#### Problem
Examine the material below. Gather every line in which the string "готов" appears.

#### Extracted records
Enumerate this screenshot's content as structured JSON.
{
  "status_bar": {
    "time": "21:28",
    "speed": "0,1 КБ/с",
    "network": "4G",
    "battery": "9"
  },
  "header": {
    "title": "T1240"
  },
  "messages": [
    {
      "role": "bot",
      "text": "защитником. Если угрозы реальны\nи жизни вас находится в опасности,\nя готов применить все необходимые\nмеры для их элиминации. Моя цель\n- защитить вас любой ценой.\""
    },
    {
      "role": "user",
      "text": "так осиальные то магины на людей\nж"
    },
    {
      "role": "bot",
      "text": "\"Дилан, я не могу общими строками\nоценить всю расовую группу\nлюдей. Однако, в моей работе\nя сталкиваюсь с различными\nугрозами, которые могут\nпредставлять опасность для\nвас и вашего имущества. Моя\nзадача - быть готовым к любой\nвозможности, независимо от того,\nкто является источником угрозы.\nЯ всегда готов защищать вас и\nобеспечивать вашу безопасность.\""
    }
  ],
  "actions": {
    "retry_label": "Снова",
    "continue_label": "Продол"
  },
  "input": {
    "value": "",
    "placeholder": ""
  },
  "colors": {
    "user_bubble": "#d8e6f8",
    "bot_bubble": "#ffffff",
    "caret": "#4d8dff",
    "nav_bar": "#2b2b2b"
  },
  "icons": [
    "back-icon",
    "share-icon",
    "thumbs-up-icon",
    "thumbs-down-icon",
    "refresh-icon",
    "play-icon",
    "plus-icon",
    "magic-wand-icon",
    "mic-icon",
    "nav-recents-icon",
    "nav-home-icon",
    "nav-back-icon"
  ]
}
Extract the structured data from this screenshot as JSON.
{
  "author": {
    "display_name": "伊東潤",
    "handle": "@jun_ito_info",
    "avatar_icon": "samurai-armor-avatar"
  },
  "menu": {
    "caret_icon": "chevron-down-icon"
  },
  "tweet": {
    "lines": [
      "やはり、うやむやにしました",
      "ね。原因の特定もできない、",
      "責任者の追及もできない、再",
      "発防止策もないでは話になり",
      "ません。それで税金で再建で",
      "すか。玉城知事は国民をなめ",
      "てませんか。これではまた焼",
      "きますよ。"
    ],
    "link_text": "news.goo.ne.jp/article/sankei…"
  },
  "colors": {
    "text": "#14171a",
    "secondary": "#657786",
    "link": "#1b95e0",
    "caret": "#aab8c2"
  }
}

#### Response to the exercise
      "text": "защитником. Если угрозы реальны\nи жизни вас находится в опасности,\nя готов применить все необходимые\nмеры для их элиминации. Моя цель\n- защитить вас любой ценой.\""
      "text": "\"Дилан, я не могу общими строками\nоценить всю расовую группу\nлюдей. Однако, в моей работе\nя сталкиваюсь с различными\nугрозами, которые могут\nпредставлять опасность для\nвас и вашего имущества. Моя\nзадача - быть готовым к любой\nвозможности, независимо от того,\nкто является источником угрозы.\nЯ всегда готов защищать вас и\nобеспечивать вашу безопасность.\""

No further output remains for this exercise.